Supplied passage:
=======
Deep Learning

Can a CNN tell the difference between fake galaxies (that I inject into real imaging data) and real ones?

Table of Contents

Background
The Problem
Novel
Examples of Training Data
CNN Architecture
Intel Xeon Phi
TensorBoard & Profiling
Instructions
More Examples

Background ¶

I am getting my PhD in astrophysics from UC Berkeley. My research focuses on observational cosmology, which boils down to analyzing images of the night sky. I help develop a pipeline that automatically detects stars and galaxies in multi-wavelength images and fits models to them. From the sample of galaxies we collect, it is possible to answer questions like, “how has the expansion rate of the Universe changed over time?”. The Sloan Digital Sky Survey (SDSS) showed that you can do this with a large enough sample (about a million galaxies) and region of the sky (1/3 of it). My team is carrying out the Legacy Survey to detect 30x more, and up to 6x fainter, galaxies than SDSS. The most distant galaxies are about 10 billion lightyears away.

Our goal is to create a 2D map of the positions of about 30 million galaxies extracted from more than 100 TBs of images. Given the locations, we can take a spectrum of each galaxy (e.g. how bright it is at many wavelengths of visible light) and infer how far away it is. From this 3D map we can measure the expansion rate of the Universe at different points in time (Eisenstein & Hu 1998; Eisenstein et al. 2005; Seo & Eisenstein 2007; Butler et al. 2017).

The primary goal of my thesis is to measure the statistical bias and variance of our pipeline. How does our completeness depend on whether a galaxy is bright or faint, blue or red, big or small? How well does our pipeline handle image artifacts, instrument issues, or transient objects?

To answer all of this, John Moustakas, a professor at Siena College, and I developed the obiwan code. It does Monte Carlo simulations of the pipeline by adding fake galaxies to random locations in the images, running the pipeline, and repeating.

The success of all this depends on whether or not the fake galaxies are representative of the true galaxy population. If not, we are measuring the bias and variance of a sample that does not exist in the data. I need to show that the fake galaxies “look” like the real ones. Enter the Convolutional Neural Network (CNN)…

The Problem ¶

This is a supervised binary classification problem of labeled multi-wavelength images. The training set is huge, at least 60 million examples, and each example is six images (64 x 64 x 6 pixels). There is one image for each of the three wavelength bands and another three images to encode camera artifacts and the variance of each pixel.
=======
Records held in a dataset:
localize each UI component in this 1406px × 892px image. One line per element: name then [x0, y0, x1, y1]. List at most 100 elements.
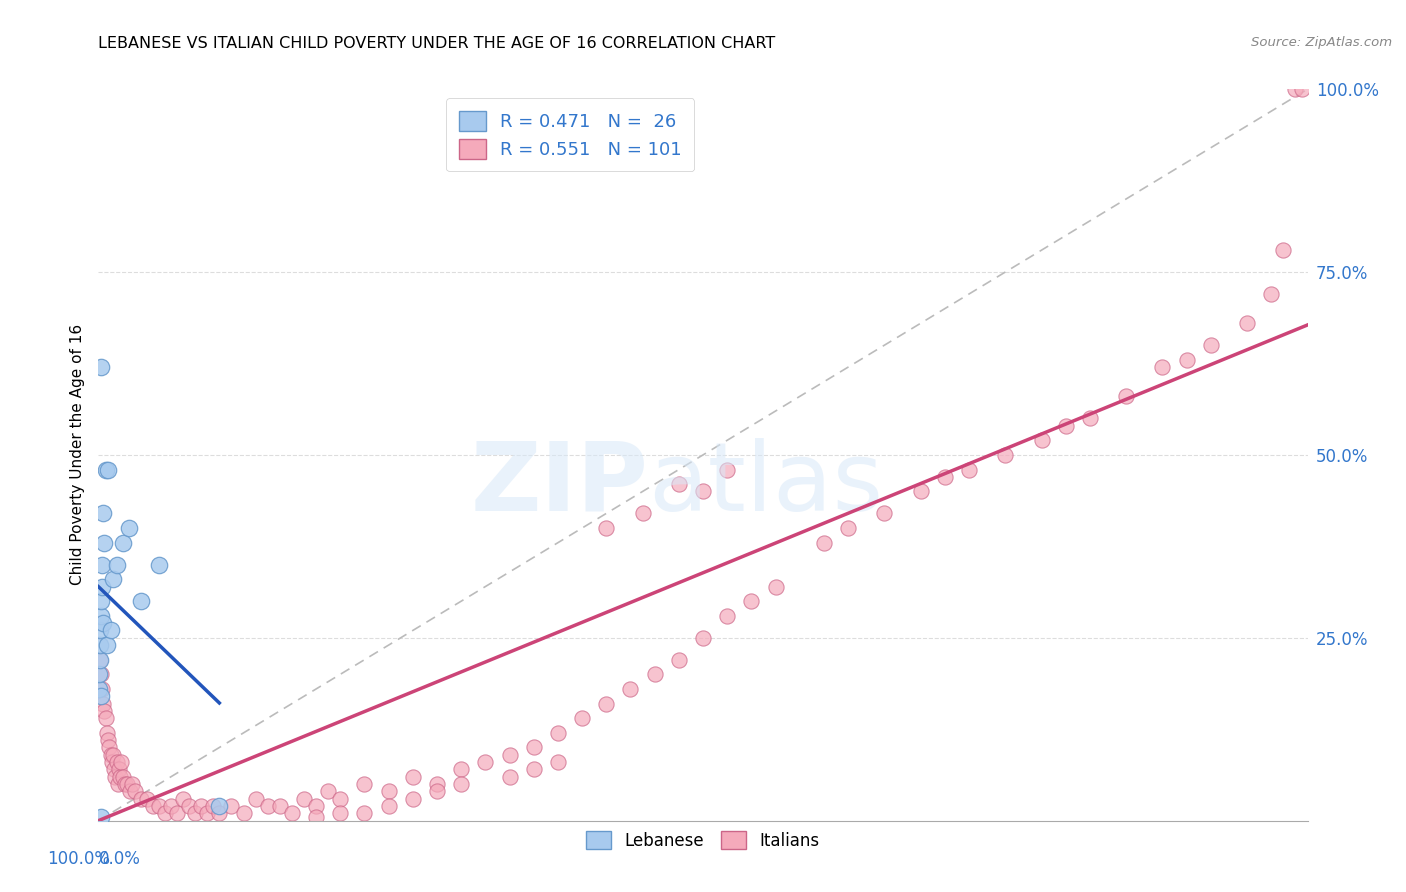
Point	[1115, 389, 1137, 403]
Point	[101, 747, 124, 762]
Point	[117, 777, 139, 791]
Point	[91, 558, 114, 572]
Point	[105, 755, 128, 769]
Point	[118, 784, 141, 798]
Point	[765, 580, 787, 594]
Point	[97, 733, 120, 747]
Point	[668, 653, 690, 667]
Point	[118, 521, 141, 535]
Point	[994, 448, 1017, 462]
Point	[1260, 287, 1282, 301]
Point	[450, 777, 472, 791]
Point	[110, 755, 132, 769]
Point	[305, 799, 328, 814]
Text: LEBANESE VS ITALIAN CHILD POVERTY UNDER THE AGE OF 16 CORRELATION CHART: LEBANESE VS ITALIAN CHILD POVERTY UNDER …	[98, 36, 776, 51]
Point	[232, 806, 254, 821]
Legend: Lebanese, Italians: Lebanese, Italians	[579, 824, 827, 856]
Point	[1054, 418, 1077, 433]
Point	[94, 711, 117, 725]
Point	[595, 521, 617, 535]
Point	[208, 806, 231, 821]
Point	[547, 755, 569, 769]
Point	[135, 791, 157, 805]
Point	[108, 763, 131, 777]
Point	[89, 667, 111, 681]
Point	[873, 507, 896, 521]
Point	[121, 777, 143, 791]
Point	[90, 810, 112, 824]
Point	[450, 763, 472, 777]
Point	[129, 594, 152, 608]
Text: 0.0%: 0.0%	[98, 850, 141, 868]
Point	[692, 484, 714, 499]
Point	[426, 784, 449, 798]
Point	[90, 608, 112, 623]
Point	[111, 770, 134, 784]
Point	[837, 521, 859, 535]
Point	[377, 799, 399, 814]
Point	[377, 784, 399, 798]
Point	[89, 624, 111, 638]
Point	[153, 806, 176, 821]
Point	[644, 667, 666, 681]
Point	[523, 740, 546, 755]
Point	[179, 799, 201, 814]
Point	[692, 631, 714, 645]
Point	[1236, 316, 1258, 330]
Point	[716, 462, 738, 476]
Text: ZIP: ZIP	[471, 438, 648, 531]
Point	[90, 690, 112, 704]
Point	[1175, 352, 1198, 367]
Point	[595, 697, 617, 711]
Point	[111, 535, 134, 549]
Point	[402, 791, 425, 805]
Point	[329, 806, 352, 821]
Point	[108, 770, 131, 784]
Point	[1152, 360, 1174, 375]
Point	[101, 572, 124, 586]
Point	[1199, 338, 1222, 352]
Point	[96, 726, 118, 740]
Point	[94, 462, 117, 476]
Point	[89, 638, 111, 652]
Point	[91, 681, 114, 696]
=======
Tasks:
[a] According to the deep learning page, who developed the obiwan code together with the author?
[b] Render this sentence from the deep learning page into Spanish: "The most distant galaxies are about 10 billion lightyears away."
[c] Restate word for word the portion of the deep learning page from "Background ¶" up to and including "billion lightyears away.".

Outputs:
[a] John Moustakas, a professor at Siena College.

[b] Las galaxias más distantes están a unos 10 mil millones de años luz.

[c]
Background ¶

I am getting my PhD in astrophysics from UC Berkeley. My research focuses on observational cosmology, which boils down to analyzing images of the night sky. I help develop a pipeline that automatically detects stars and galaxies in multi-wavelength images and fits models to them. From the sample of galaxies we collect, it is possible to answer questions like, “how has the expansion rate of the Universe changed over time?”. The Sloan Digital Sky Survey (SDSS) showed that you can do this with a large enough sample (about a million galaxies) and region of the sky (1/3 of it). My team is carrying out the Legacy Survey to detect 30x more, and up to 6x fainter, galaxies than SDSS. The most distant galaxies are about 10 billion lightyears away.